[Exercise]
Collect each line holding the string "Povrat".

[Task material]
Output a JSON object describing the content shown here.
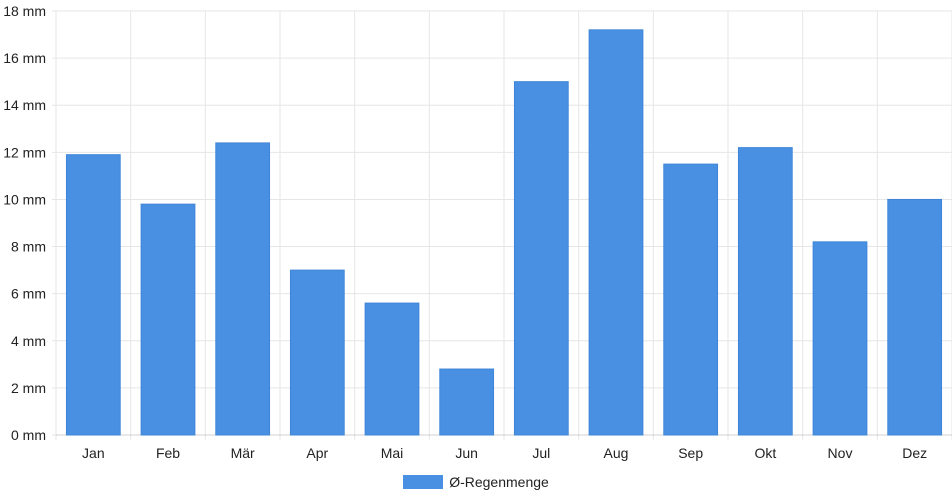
{
  "chart_data": {
    "type": "bar",
    "categories": [
      "Jan",
      "Feb",
      "Mär",
      "Apr",
      "Mai",
      "Jun",
      "Jul",
      "Aug",
      "Sep",
      "Okt",
      "Nov",
      "Dez"
    ],
    "series": [
      {
        "name": "Ø-Regenmenge",
        "values": [
          11.9,
          9.8,
          12.4,
          7.0,
          5.6,
          2.8,
          15.0,
          17.2,
          11.5,
          12.2,
          8.2,
          10.0
        ],
        "color": "#4a90e2"
      }
    ],
    "y_ticks": [
      "0 mm",
      "2 mm",
      "4 mm",
      "6 mm",
      "8 mm",
      "10 mm",
      "12 mm",
      "14 mm",
      "16 mm",
      "18 mm"
    ],
    "ylim": [
      0,
      18
    ],
    "y_step": 2,
    "grid": true,
    "legend_position": "bottom-center"
  }
}
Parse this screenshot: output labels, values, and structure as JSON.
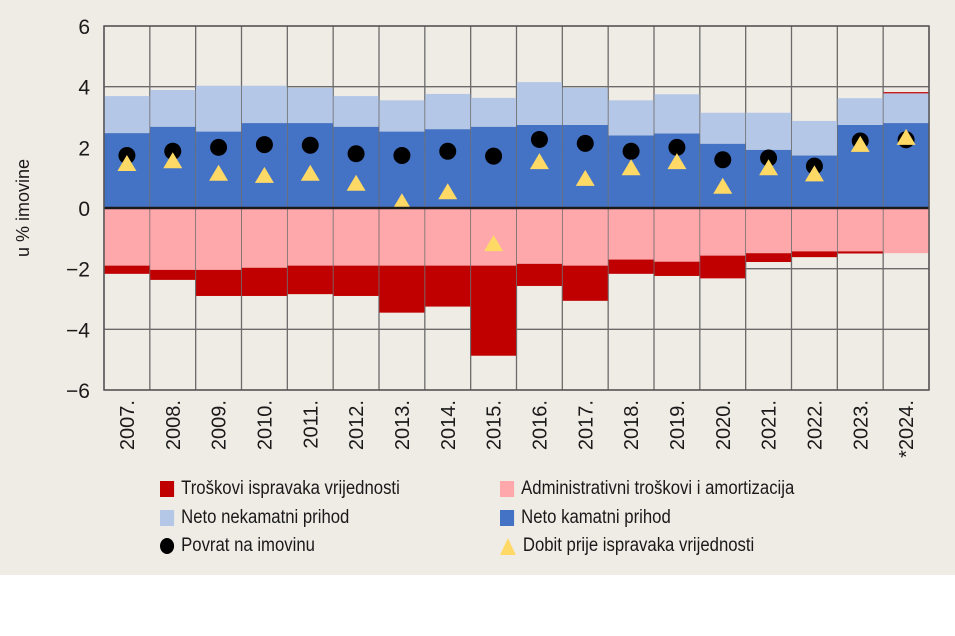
{
  "chart_data": {
    "type": "bar",
    "stacked": true,
    "title": "",
    "xlabel": "",
    "ylabel": "u % imovine",
    "ylim": [
      -6,
      6
    ],
    "yticks": [
      6,
      4,
      2,
      0,
      -2,
      -4,
      -6
    ],
    "ytick_labels": [
      "6",
      "4",
      "2",
      "0",
      "−2",
      "−4",
      "−6"
    ],
    "grid": true,
    "legend_position": "bottom",
    "categories": [
      "2007.",
      "2008.",
      "2009.",
      "2010.",
      "2011.",
      "2012.",
      "2013.",
      "2014.",
      "2015.",
      "2016.",
      "2017.",
      "2018.",
      "2019.",
      "2020.",
      "2021.",
      "2022.",
      "2023.",
      "*2024."
    ],
    "series": [
      {
        "name": "Neto kamatni prihod",
        "kind": "bar",
        "color": "#4472c4",
        "values": [
          2.47,
          2.68,
          2.52,
          2.8,
          2.8,
          2.68,
          2.52,
          2.6,
          2.68,
          2.74,
          2.74,
          2.39,
          2.46,
          2.12,
          1.92,
          1.73,
          2.74,
          2.8
        ]
      },
      {
        "name": "Neto nekamatni prihod",
        "kind": "bar",
        "color": "#b4c7e7",
        "values": [
          1.22,
          1.21,
          1.51,
          1.23,
          1.16,
          1.01,
          1.03,
          1.16,
          0.95,
          1.41,
          1.22,
          1.16,
          1.29,
          1.02,
          1.22,
          1.14,
          0.88,
          0.98
        ]
      },
      {
        "name": "Administrativni troškovi i amortizacija",
        "kind": "bar",
        "color": "#ffa8ab",
        "values": [
          -1.9,
          -2.04,
          -2.04,
          -1.97,
          -1.9,
          -1.9,
          -1.9,
          -1.9,
          -1.9,
          -1.84,
          -1.9,
          -1.7,
          -1.77,
          -1.57,
          -1.49,
          -1.43,
          -1.43,
          -1.49
        ]
      },
      {
        "name": "Troškovi ispravaka vrijednosti",
        "kind": "bar",
        "color": "#c00000",
        "values": [
          -0.27,
          -0.33,
          -0.86,
          -0.93,
          -0.94,
          -1.0,
          -1.55,
          -1.35,
          -2.97,
          -0.73,
          -1.16,
          -0.47,
          -0.47,
          -0.75,
          -0.29,
          -0.19,
          -0.07,
          0.04
        ]
      },
      {
        "name": "Povrat na imovinu",
        "kind": "marker",
        "marker": "circle",
        "color": "#000000",
        "values": [
          1.73,
          1.87,
          2.0,
          2.09,
          2.07,
          1.79,
          1.73,
          1.87,
          1.71,
          2.26,
          2.13,
          1.87,
          2.0,
          1.59,
          1.65,
          1.38,
          2.21,
          2.25
        ]
      },
      {
        "name": "Dobit prije ispravaka vrijednosti",
        "kind": "marker",
        "marker": "triangle",
        "color": "#ffd966",
        "values": [
          1.42,
          1.51,
          1.1,
          1.03,
          1.1,
          0.77,
          0.16,
          0.49,
          -1.22,
          1.48,
          0.93,
          1.28,
          1.48,
          0.67,
          1.28,
          1.08,
          2.05,
          2.28
        ]
      }
    ]
  },
  "legend": {
    "items": [
      {
        "label": "Troškovi ispravaka vrijednosti",
        "symbol": "square",
        "color": "#c00000"
      },
      {
        "label": "Administrativni troškovi i amortizacija",
        "symbol": "square",
        "color": "#ffa8ab"
      },
      {
        "label": "Neto nekamatni prihod",
        "symbol": "square",
        "color": "#b4c7e7"
      },
      {
        "label": "Neto kamatni prihod",
        "symbol": "square",
        "color": "#4472c4"
      },
      {
        "label": "Povrat na imovinu",
        "symbol": "circle",
        "color": "#000000"
      },
      {
        "label": "Dobit prije ispravaka vrijednosti",
        "symbol": "triangle",
        "color": "#ffd966"
      }
    ]
  }
}
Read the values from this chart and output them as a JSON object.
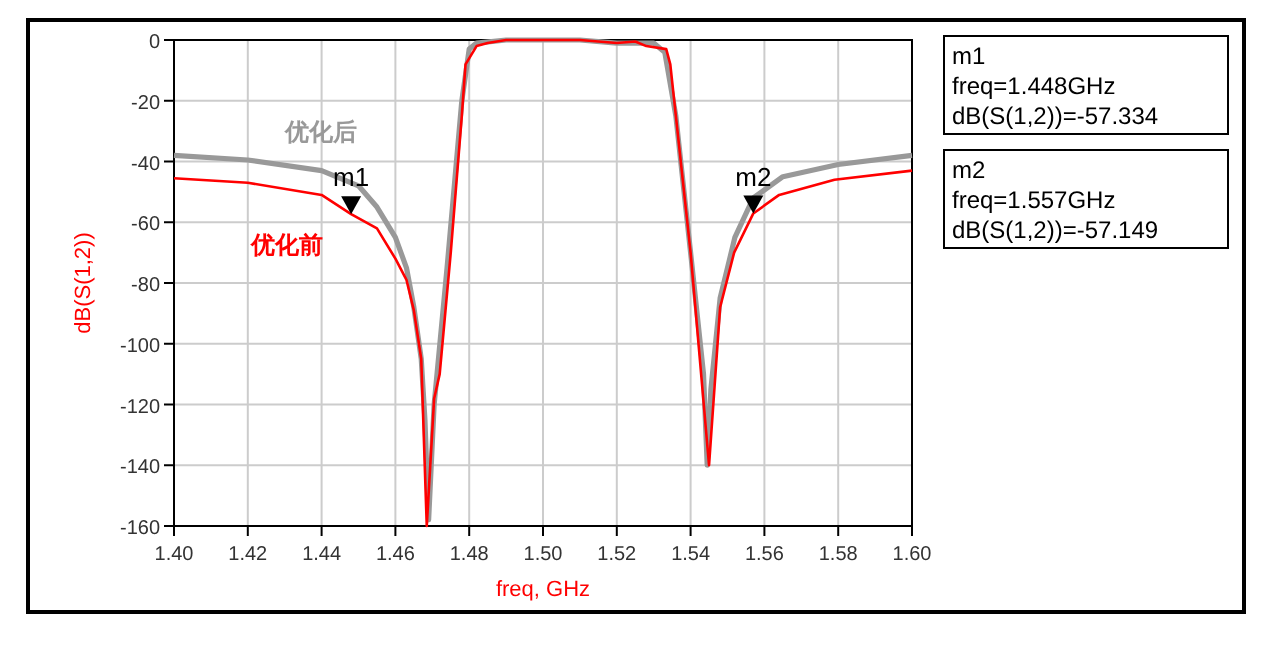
{
  "chart_data": {
    "type": "line",
    "xlabel": "freq, GHz",
    "ylabel": "dB(S(1,2))",
    "xlim": [
      1.4,
      1.6
    ],
    "ylim": [
      -160,
      0
    ],
    "xticks": [
      {
        "value": 1.4,
        "label": "1.40"
      },
      {
        "value": 1.42,
        "label": "1.42"
      },
      {
        "value": 1.44,
        "label": "1.44"
      },
      {
        "value": 1.46,
        "label": "1.46"
      },
      {
        "value": 1.48,
        "label": "1.48"
      },
      {
        "value": 1.5,
        "label": "1.50"
      },
      {
        "value": 1.52,
        "label": "1.52"
      },
      {
        "value": 1.54,
        "label": "1.54"
      },
      {
        "value": 1.56,
        "label": "1.56"
      },
      {
        "value": 1.58,
        "label": "1.58"
      },
      {
        "value": 1.6,
        "label": "1.60"
      }
    ],
    "yticks": [
      0,
      -20,
      -40,
      -60,
      -80,
      -100,
      -120,
      -140,
      -160
    ],
    "grid": true,
    "marker": "none",
    "line_style": "solid",
    "series": [
      {
        "name": "优化后",
        "color": "#999999",
        "x": [
          1.4,
          1.42,
          1.44,
          1.45,
          1.455,
          1.46,
          1.463,
          1.465,
          1.467,
          1.468,
          1.469,
          1.4705,
          1.474,
          1.478,
          1.48,
          1.482,
          1.49,
          1.51,
          1.52,
          1.53,
          1.533,
          1.536,
          1.54,
          1.5435,
          1.5445,
          1.5455,
          1.548,
          1.552,
          1.557,
          1.565,
          1.58,
          1.6
        ],
        "values": [
          -38,
          -39.5,
          -43,
          -48,
          -55,
          -65,
          -75,
          -88,
          -105,
          -125,
          -158,
          -120,
          -75,
          -20,
          -3,
          -1,
          0,
          0,
          -1,
          -1,
          -4,
          -25,
          -70,
          -110,
          -140,
          -115,
          -85,
          -65,
          -52,
          -45,
          -41,
          -38
        ]
      },
      {
        "name": "优化前",
        "color": "#ff0000",
        "x": [
          1.4,
          1.42,
          1.44,
          1.448,
          1.455,
          1.46,
          1.463,
          1.465,
          1.467,
          1.4685,
          1.4705,
          1.472,
          1.475,
          1.478,
          1.479,
          1.482,
          1.485,
          1.49,
          1.5,
          1.51,
          1.52,
          1.525,
          1.528,
          1.5334,
          1.5345,
          1.54,
          1.545,
          1.548,
          1.5518,
          1.557,
          1.564,
          1.579,
          1.6
        ],
        "values": [
          -45.5,
          -47,
          -51,
          -57.3,
          -62,
          -72,
          -79,
          -89,
          -105,
          -160,
          -118,
          -110,
          -70,
          -25,
          -8,
          -2,
          -1,
          0,
          0,
          0,
          -1,
          -0.5,
          -2,
          -3,
          -8,
          -70,
          -140,
          -88,
          -70,
          -57.1,
          -51,
          -46,
          -43
        ]
      }
    ],
    "annotations": [
      {
        "text": "m1",
        "x": 1.448,
        "y": -57.334
      },
      {
        "text": "m2",
        "x": 1.557,
        "y": -57.149
      },
      "m1",
      "freq=1.448GHz",
      "dB(S(1,2))=-57.334",
      "m2",
      "freq=1.557GHz",
      "dB(S(1,2))=-57.149"
    ]
  }
}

[The response]
        "name": "Povrat na imovinu",
        "label": "Povrat na imovinu",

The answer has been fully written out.